== Aim ==
Express every line of the entries below as a JSON list of strings, with one string for each line and blank lines omitted.
─── Information given
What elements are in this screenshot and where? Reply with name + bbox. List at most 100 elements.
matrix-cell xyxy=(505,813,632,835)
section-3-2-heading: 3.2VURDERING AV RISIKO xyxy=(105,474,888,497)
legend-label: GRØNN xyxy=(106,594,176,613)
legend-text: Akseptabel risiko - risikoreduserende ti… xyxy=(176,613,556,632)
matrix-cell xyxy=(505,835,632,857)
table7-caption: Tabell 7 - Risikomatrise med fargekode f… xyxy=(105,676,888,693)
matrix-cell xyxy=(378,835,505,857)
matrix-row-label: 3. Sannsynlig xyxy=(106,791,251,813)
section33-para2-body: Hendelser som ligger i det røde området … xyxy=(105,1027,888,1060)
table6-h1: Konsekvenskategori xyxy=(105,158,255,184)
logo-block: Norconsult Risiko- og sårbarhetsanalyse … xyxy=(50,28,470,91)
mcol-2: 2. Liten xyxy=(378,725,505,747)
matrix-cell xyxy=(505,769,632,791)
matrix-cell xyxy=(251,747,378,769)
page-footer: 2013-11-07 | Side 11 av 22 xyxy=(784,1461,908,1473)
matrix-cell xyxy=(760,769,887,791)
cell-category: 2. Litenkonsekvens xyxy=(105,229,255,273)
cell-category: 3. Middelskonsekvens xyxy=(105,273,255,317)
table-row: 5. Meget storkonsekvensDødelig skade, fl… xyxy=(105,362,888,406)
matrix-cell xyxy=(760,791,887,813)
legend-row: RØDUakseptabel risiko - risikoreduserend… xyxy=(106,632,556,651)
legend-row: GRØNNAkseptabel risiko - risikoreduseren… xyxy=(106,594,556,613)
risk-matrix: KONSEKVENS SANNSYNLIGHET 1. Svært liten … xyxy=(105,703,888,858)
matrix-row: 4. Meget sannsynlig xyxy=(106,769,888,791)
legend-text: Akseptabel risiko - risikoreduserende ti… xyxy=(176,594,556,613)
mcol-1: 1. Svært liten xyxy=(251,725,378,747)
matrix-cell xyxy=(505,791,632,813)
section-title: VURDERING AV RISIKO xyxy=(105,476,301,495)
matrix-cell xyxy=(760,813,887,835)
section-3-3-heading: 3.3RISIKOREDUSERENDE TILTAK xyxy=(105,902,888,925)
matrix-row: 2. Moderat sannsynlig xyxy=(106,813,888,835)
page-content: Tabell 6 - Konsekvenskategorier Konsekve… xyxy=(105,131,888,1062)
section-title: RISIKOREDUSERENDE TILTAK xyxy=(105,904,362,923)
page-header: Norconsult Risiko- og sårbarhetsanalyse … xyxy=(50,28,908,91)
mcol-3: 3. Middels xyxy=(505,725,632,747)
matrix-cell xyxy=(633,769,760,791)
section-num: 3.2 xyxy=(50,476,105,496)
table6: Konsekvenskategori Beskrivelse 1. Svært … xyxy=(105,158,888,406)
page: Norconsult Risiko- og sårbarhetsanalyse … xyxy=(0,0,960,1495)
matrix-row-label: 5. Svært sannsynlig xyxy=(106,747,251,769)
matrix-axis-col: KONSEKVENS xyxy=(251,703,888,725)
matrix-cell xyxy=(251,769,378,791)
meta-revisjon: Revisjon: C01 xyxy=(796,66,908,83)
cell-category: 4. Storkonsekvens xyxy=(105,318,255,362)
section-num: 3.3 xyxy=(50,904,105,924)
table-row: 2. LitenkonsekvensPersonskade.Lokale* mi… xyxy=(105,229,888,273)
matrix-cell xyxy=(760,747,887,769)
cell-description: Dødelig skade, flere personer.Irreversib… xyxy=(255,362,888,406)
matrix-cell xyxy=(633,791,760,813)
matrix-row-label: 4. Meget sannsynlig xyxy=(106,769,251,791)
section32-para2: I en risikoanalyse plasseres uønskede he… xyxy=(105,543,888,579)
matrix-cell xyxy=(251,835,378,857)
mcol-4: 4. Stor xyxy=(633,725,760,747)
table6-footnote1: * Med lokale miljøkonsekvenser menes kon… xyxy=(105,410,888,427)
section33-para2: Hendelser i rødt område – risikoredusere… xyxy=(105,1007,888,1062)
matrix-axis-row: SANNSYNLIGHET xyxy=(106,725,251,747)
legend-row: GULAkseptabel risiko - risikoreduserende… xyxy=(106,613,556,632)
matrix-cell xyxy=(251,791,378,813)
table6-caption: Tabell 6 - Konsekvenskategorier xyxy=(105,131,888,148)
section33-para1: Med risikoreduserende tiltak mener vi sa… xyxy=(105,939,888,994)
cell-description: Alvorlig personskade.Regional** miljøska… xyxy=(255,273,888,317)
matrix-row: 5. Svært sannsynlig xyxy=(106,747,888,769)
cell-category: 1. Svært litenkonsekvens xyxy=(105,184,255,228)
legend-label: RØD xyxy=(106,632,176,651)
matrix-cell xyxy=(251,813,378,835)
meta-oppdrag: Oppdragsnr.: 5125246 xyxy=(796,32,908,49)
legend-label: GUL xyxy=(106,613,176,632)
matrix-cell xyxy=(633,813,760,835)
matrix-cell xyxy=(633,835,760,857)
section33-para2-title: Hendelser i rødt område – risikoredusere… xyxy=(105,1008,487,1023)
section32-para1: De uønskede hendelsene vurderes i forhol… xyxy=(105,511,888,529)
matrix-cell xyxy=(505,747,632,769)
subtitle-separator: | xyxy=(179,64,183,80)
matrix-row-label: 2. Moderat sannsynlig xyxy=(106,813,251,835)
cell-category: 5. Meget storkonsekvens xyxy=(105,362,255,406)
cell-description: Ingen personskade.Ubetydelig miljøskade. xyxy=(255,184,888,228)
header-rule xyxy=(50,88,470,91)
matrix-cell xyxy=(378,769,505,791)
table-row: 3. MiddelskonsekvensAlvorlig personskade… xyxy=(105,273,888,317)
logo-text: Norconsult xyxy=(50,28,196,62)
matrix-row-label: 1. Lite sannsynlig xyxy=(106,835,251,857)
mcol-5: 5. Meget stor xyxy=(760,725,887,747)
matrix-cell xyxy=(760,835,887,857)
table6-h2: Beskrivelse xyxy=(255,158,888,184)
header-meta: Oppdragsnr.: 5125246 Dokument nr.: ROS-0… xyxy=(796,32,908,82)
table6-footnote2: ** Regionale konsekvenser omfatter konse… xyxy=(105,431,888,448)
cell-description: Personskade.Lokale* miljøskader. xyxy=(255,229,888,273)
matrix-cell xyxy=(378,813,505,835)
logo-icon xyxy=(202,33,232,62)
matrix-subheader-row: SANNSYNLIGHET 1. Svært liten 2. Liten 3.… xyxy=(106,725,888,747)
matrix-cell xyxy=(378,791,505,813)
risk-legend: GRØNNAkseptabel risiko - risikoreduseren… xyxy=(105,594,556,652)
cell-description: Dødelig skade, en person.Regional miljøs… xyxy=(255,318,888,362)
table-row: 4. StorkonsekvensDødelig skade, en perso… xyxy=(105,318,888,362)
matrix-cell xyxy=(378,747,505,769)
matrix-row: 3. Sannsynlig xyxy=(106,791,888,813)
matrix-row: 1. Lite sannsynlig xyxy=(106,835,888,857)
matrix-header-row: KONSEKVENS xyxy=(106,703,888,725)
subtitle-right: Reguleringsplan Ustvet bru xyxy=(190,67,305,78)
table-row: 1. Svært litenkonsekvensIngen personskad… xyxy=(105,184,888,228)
──────
== Exercise output ==
[
  "What elements are in this screenshot and where? Reply with name + bbox. List at most 100 elements.",
  "matrix-cell xyxy=(505,813,632,835)",
  "section-3-2-heading: 3.2VURDERING AV RISIKO xyxy=(105,474,888,497)",
  "legend-label: GRØNN xyxy=(106,594,176,613)",
  "legend-text: Akseptabel risiko - risikoreduserende ti… xyxy=(176,613,556,632)",
  "matrix-cell xyxy=(505,835,632,857)",
  "table7-caption: Tabell 7 - Risikomatrise med fargekode f… xyxy=(105,676,888,693)",
  "matrix-cell xyxy=(378,835,505,857)",
  "matrix-row-label: 3. Sannsynlig xyxy=(106,791,251,813)",
  "section33-para2-body: Hendelser som ligger i det røde området … xyxy=(105,1027,888,1060)",
  "table6-h1: Konsekvenskategori xyxy=(105,158,255,184)",
  "logo-block: Norconsult Risiko- og sårbarhetsanalyse … xyxy=(50,28,470,91)",
  "mcol-2: 2. Liten xyxy=(378,725,505,747)",
  "matrix-cell xyxy=(505,769,632,791)",
  "matrix-cell xyxy=(251,747,378,769)",
  "page-footer: 2013-11-07 | Side 11 av 22 xyxy=(784,1461,908,1473)",
  "matrix-cell xyxy=(760,769,887,791)",
  "cell-category: 2. Litenkonsekvens xyxy=(105,229,255,273)",
  "cell-category: 3. Middelskonsekvens xyxy=(105,273,255,317)",
  "table-row: 5. Meget storkonsekvensDødelig skade, fl… xyxy=(105,362,888,406)",
  "matrix-cell xyxy=(760,791,887,813)",
  "legend-row: RØDUakseptabel risiko - risikoreduserend… xyxy=(106,632,556,651)",
  "legend-row: GRØNNAkseptabel risiko - risikoreduseren… xyxy=(106,594,556,613)",
  "risk-matrix: KONSEKVENS SANNSYNLIGHET 1. Svært liten … xyxy=(105,703,888,858)",
  "matrix-row: 4. Meget sannsynlig xyxy=(106,769,888,791)",
  "legend-text: Akseptabel risiko - risikoreduserende ti… xyxy=(176,594,556,613)",
  "mcol-1: 1. Svært liten xyxy=(251,725,378,747)",
  "matrix-cell xyxy=(505,791,632,813)",
  "section-title: VURDERING AV RISIKO xyxy=(105,476,301,495)",
  "matrix-cell xyxy=(760,813,887,835)",
  "section-3-3-heading: 3.3RISIKOREDUSERENDE TILTAK xyxy=(105,902,888,925)",
  "matrix-row: 2. Moderat sannsynlig xyxy=(106,813,888,835)",
  "page-content: Tabell 6 - Konsekvenskategorier Konsekve… xyxy=(105,131,888,1062)",
  "section-title: RISIKOREDUSERENDE TILTAK xyxy=(105,904,362,923)",
  "page-header: Norconsult Risiko- og sårbarhetsanalyse … xyxy=(50,28,908,91)",
  "mcol-3: 3. Middels xyxy=(505,725,632,747)",
  "matrix-cell xyxy=(633,769,760,791)",
  "section-num: 3.2 xyxy=(50,476,105,496)",
  "table6: Konsekvenskategori Beskrivelse 1. Svært … xyxy=(105,158,888,406)",
  "page: Norconsult Risiko- og sårbarhetsanalyse … xyxy=(0,0,960,1495)",
  "matrix-row-label: 5. Svært sannsynlig xyxy=(106,747,251,769)",
  "matrix-axis-col: KONSEKVENS xyxy=(251,703,888,725)",
  "matrix-cell xyxy=(251,769,378,791)",
  "meta-revisjon: Revisjon: C01 xyxy=(796,66,908,83)",
  "cell-category: 4. Storkonsekvens xyxy=(105,318,255,362)",
  "section-num: 3.3 xyxy=(50,904,105,924)",
  "table-row: 2. LitenkonsekvensPersonskade.Lokale* mi… xyxy=(105,229,888,273)",
  "matrix-cell xyxy=(760,747,887,769)",
  "cell-description: Dødelig skade, flere personer.Irreversib… xyxy=(255,362,888,406)",
  "matrix-cell xyxy=(633,791,760,813)",
  "matrix-row-label: 4. Meget sannsynlig xyxy=(106,769,251,791)",
  "section32-para2: I en risikoanalyse plasseres uønskede he… xyxy=(105,543,888,579)",
  "matrix-cell xyxy=(251,835,378,857)",
  "mcol-4: 4. Stor xyxy=(633,725,760,747)",
  "table6-footnote1: * Med lokale miljøkonsekvenser menes kon… xyxy=(105,410,888,427)",
  "section33-para2: Hendelser i rødt område – risikoredusere… xyxy=(105,1007,888,1062)",
  "matrix-axis-row: SANNSYNLIGHET xyxy=(106,725,251,747)",
  "legend-row: GULAkseptabel risiko - risikoreduserende… xyxy=(106,613,556,632)",
  "matrix-cell xyxy=(251,791,378,813)",
  "table6-caption: Tabell 6 - Konsekvenskategorier xyxy=(105,131,888,148)",
  "section33-para1: Med risikoreduserende tiltak mener vi sa… xyxy=(105,939,888,994)",
  "cell-description: Alvorlig personskade.Regional** miljøska… xyxy=(255,273,888,317)",
  "matrix-row: 5. Svært sannsynlig xyxy=(106,747,888,769)",
  "cell-category: 1. Svært litenkonsekvens xyxy=(105,184,255,228)",
  "legend-label: RØD xyxy=(106,632,176,651)",
  "matrix-cell xyxy=(251,813,378,835)",
  "meta-oppdrag: Oppdragsnr.: 5125246 xyxy=(796,32,908,49)",
  "legend-label: GUL xyxy=(106,613,176,632)",
  "matrix-cell xyxy=(633,813,760,835)",
  "matrix-cell xyxy=(633,835,760,857)",
  "section33-para2-title: Hendelser i rødt område – risikoredusere… xyxy=(105,1008,487,1023)",
  "section32-para1: De uønskede hendelsene vurderes i forhol… xyxy=(105,511,888,529)",
  "matrix-cell xyxy=(505,747,632,769)",
  "subtitle-separator: | xyxy=(179,64,183,80)",
  "matrix-row-label: 2. Moderat sannsynlig xyxy=(106,813,251,835)",
  "cell-category: 5. Meget storkonsekvens xyxy=(105,362,255,406)",
  "cell-description: Ingen personskade.Ubetydelig miljøskade. xyxy=(255,184,888,228)",
  "header-rule xyxy=(50,88,470,91)",
  "matrix-cell xyxy=(378,769,505,791)",
  "table-row: 3. MiddelskonsekvensAlvorlig personskade… xyxy=(105,273,888,317)",
  "logo-text: Norconsult xyxy=(50,28,196,62)",
  "matrix-row-label: 1. Lite sannsynlig xyxy=(106,835,251,857)",
  "mcol-5: 5. Meget stor xyxy=(760,725,887,747)",
  "matrix-cell xyxy=(760,835,887,857)",
  "table6-h2: Beskrivelse xyxy=(255,158,888,184)",
  "header-meta: Oppdragsnr.: 5125246 Dokument nr.: ROS-0… xyxy=(796,32,908,82)",
  "table6-footnote2: ** Regionale konsekvenser omfatter konse… xyxy=(105,431,888,448)",
  "cell-description: Personskade.Lokale* miljøskader. xyxy=(255,229,888,273)",
  "matrix-cell xyxy=(378,813,505,835)",
  "logo-icon xyxy=(202,33,232,62)",
  "matrix-subheader-row: SANNSYNLIGHET 1. Svært liten 2. Liten 3.… xyxy=(106,725,888,747)",
  "matrix-cell xyxy=(378,791,505,813)",
  "risk-legend: GRØNNAkseptabel risiko - risikoreduseren… xyxy=(105,594,556,652)",
  "cell-description: Dødelig skade, en person.Regional miljøs… xyxy=(255,318,888,362)",
  "table-row: 4. StorkonsekvensDødelig skade, en perso… xyxy=(105,318,888,362)",
  "matrix-cell xyxy=(378,747,505,769)",
  "matrix-row: 3. Sannsynlig xyxy=(106,791,888,813)",
  "matrix-row: 1. Lite sannsynlig xyxy=(106,835,888,857)",
  "matrix-header-row: KONSEKVENS xyxy=(106,703,888,725)",
  "subtitle-right: Reguleringsplan Ustvet bru xyxy=(190,67,305,78)",
  "table-row: 1. Svært litenkonsekvensIngen personskad… xyxy=(105,184,888,228)"
]